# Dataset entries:
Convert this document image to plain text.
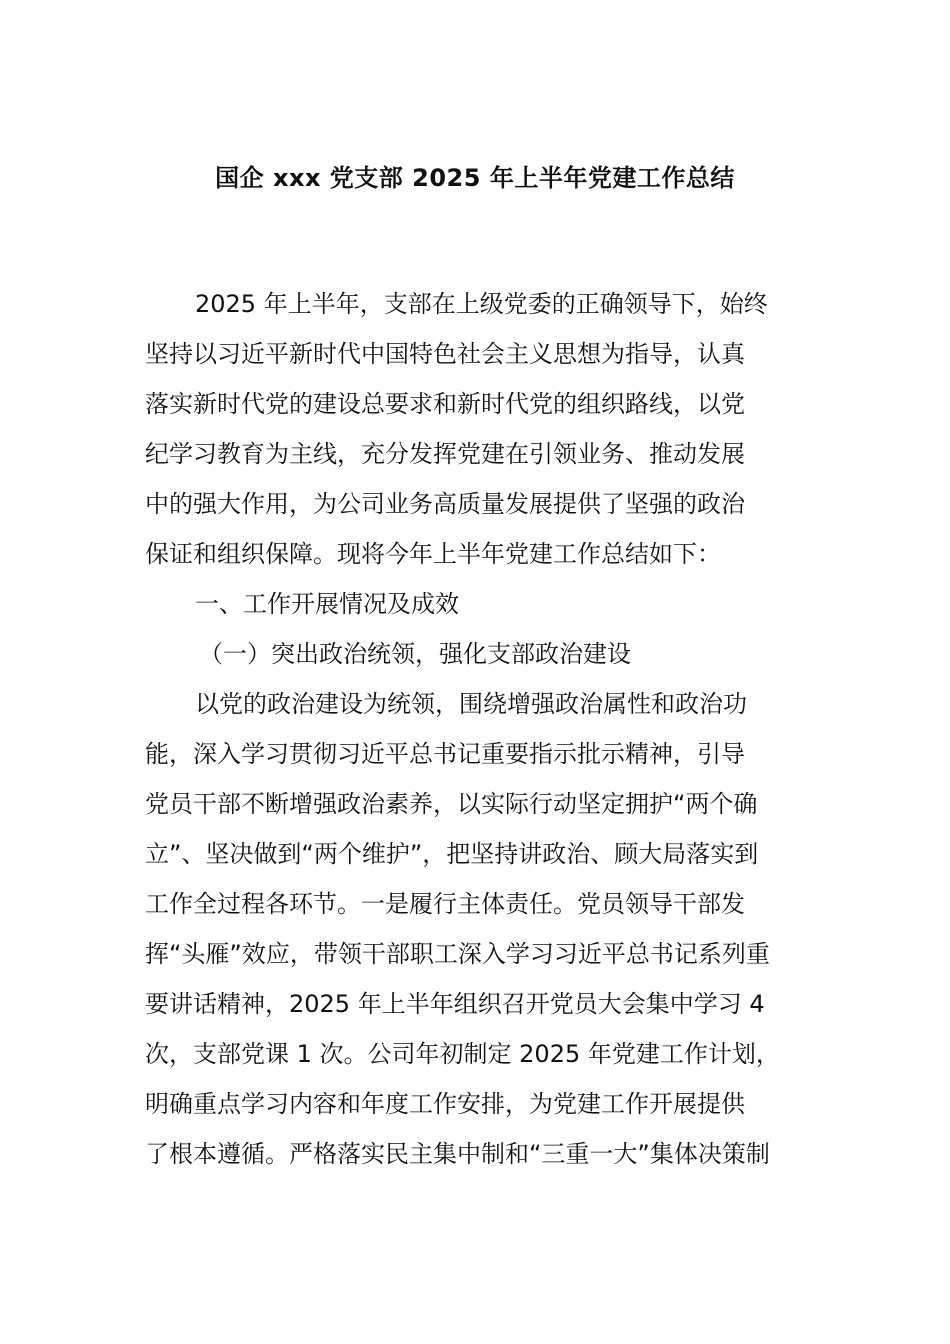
国企 xxx 党支部 2025 年上半年党建工作总结
2025 年上半年，支部在上级党委的正确领导下，始终
坚持以习近平新时代中国特色社会主义思想为指导，认真
落实新时代党的建设总要求和新时代党的组织路线，以党
纪学习教育为主线，充分发挥党建在引领业务、推动发展
中的强大作用，为公司业务高质量发展提供了坚强的政治
保证和组织保障。现将今年上半年党建工作总结如下：
一、工作开展情况及成效
（一）突出政治统领，强化支部政治建设
以党的政治建设为统领，围绕增强政治属性和政治功
能，深入学习贯彻习近平总书记重要指示批示精神，引导
党员干部不断增强政治素养，以实际行动坚定拥护“两个确
立”、坚决做到“两个维护”，把坚持讲政治、顾大局落实到
工作全过程各环节。一是履行主体责任。党员领导干部发
挥“头雁”效应，带领干部职工深入学习习近平总书记系列重
要讲话精神，2025 年上半年组织召开党员大会集中学习 4
次，支部党课 1 次。公司年初制定 2025 年党建工作计划，
明确重点学习内容和年度工作安排，为党建工作开展提供
了根本遵循。严格落实民主集中制和“三重一大”集体决策制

# Given exercise:
Transcribe the preceding listing in its entirety and with exact wording, leaving out pictures.

# Solution below:
Convert this document image to plain text.
国企 xxx 党支部 2025 年上半年党建工作总结
2025 年上半年，支部在上级党委的正确领导下，始终
坚持以习近平新时代中国特色社会主义思想为指导，认真
落实新时代党的建设总要求和新时代党的组织路线，以党
纪学习教育为主线，充分发挥党建在引领业务、推动发展
中的强大作用，为公司业务高质量发展提供了坚强的政治
保证和组织保障。现将今年上半年党建工作总结如下：
一、工作开展情况及成效
（一）突出政治统领，强化支部政治建设
以党的政治建设为统领，围绕增强政治属性和政治功
能，深入学习贯彻习近平总书记重要指示批示精神，引导
党员干部不断增强政治素养，以实际行动坚定拥护“两个确
立”、坚决做到“两个维护”，把坚持讲政治、顾大局落实到
工作全过程各环节。一是履行主体责任。党员领导干部发
挥“头雁”效应，带领干部职工深入学习习近平总书记系列重
要讲话精神，2025 年上半年组织召开党员大会集中学习 4
次，支部党课 1 次。公司年初制定 2025 年党建工作计划，
明确重点学习内容和年度工作安排，为党建工作开展提供
了根本遵循。严格落实民主集中制和“三重一大”集体决策制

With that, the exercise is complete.